- EXERCISE TASK:
Copy each line that contains the word "motoren".

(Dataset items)
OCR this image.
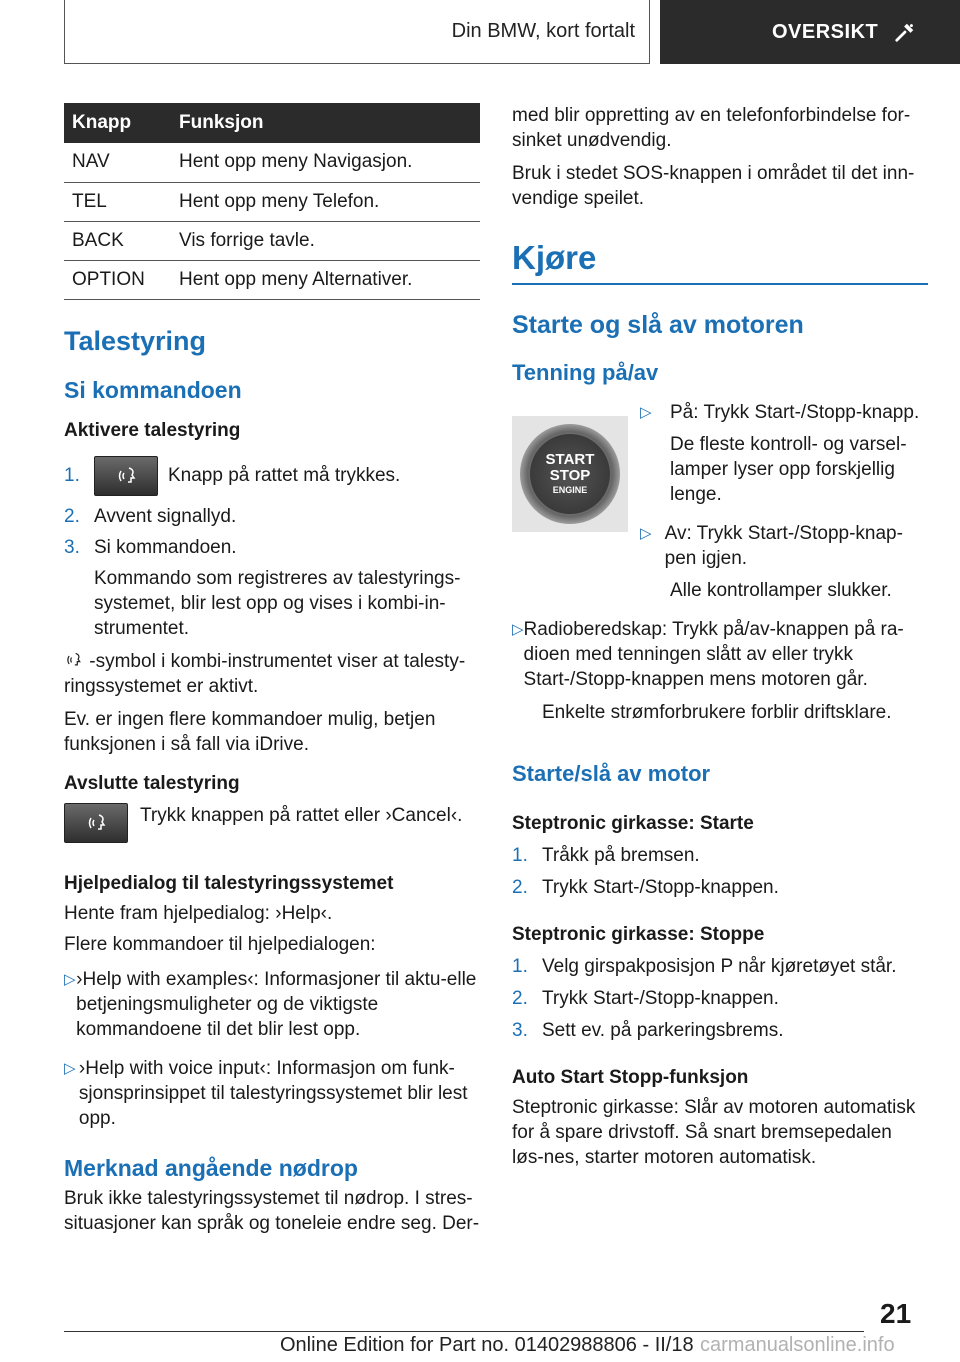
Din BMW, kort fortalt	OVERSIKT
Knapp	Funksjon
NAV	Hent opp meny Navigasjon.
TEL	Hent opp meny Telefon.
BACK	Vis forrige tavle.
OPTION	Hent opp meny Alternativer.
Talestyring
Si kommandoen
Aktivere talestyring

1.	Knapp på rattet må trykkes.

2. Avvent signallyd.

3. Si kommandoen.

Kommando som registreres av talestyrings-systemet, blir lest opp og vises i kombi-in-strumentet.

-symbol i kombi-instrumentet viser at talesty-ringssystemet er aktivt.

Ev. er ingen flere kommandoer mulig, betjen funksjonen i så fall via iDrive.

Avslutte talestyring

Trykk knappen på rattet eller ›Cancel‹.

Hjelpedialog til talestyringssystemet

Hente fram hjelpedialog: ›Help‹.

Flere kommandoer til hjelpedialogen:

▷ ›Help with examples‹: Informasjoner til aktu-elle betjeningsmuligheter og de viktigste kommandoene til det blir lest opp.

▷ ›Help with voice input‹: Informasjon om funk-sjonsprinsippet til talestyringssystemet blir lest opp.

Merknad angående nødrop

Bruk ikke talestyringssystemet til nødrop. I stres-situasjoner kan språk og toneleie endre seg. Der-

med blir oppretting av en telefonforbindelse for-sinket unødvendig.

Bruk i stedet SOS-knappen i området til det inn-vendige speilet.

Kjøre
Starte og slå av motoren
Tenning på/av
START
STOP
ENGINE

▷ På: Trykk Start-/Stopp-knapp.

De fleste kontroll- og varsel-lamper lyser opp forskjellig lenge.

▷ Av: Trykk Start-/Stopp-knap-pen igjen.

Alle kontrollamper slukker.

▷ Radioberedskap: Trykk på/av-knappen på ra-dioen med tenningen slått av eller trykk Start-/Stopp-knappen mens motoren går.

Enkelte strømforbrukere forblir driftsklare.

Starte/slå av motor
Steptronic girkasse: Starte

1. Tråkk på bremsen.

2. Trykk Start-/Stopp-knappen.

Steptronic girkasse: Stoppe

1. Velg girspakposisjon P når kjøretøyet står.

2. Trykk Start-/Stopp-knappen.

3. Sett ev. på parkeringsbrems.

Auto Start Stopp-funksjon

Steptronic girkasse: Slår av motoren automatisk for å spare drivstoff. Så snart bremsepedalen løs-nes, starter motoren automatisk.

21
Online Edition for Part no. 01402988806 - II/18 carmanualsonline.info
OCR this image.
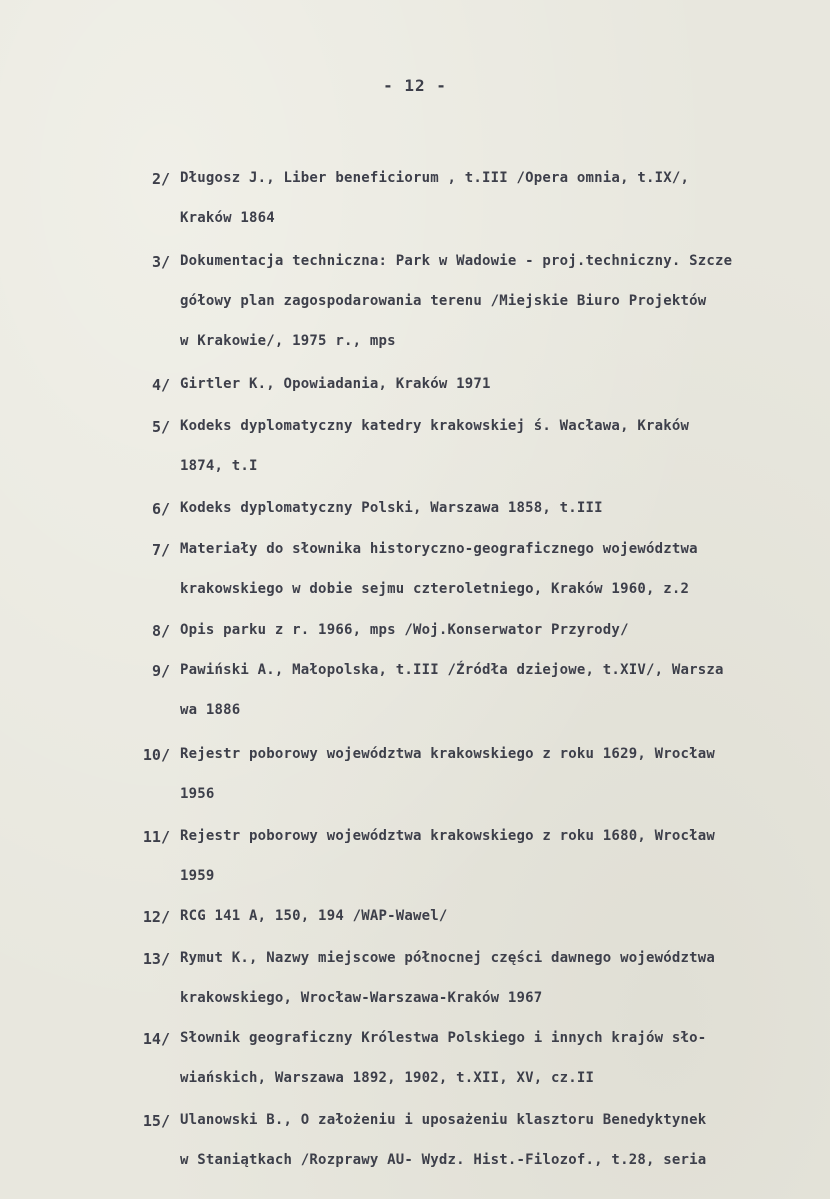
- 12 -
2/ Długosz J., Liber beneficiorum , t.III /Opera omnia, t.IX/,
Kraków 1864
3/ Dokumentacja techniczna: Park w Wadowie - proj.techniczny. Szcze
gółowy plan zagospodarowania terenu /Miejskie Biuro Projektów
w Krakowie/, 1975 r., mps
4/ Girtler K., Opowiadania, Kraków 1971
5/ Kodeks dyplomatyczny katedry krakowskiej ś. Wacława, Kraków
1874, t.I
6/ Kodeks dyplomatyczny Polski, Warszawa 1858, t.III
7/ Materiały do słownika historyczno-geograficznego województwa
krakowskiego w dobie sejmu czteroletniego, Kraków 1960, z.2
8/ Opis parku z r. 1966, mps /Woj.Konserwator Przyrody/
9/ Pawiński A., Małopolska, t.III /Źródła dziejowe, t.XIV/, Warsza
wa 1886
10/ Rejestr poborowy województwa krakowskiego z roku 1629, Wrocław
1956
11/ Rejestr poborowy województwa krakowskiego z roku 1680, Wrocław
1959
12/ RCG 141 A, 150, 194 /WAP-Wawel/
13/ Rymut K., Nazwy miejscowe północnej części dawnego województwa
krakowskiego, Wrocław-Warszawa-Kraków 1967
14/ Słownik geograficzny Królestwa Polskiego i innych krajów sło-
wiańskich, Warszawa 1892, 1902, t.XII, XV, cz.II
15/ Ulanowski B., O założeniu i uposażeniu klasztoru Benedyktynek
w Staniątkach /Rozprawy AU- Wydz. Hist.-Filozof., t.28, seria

- THE COMPLETED TASK:
Starte og slå av motoren
▷ Radioberedskap: Trykk på/av-knappen på ra-dioen med tenningen slått av eller trykk Start-/Stopp-knappen mens motoren går.
Steptronic girkasse: Slår av motoren automatisk for å spare drivstoff. Så snart bremsepedalen løs-nes, starter motoren automatisk.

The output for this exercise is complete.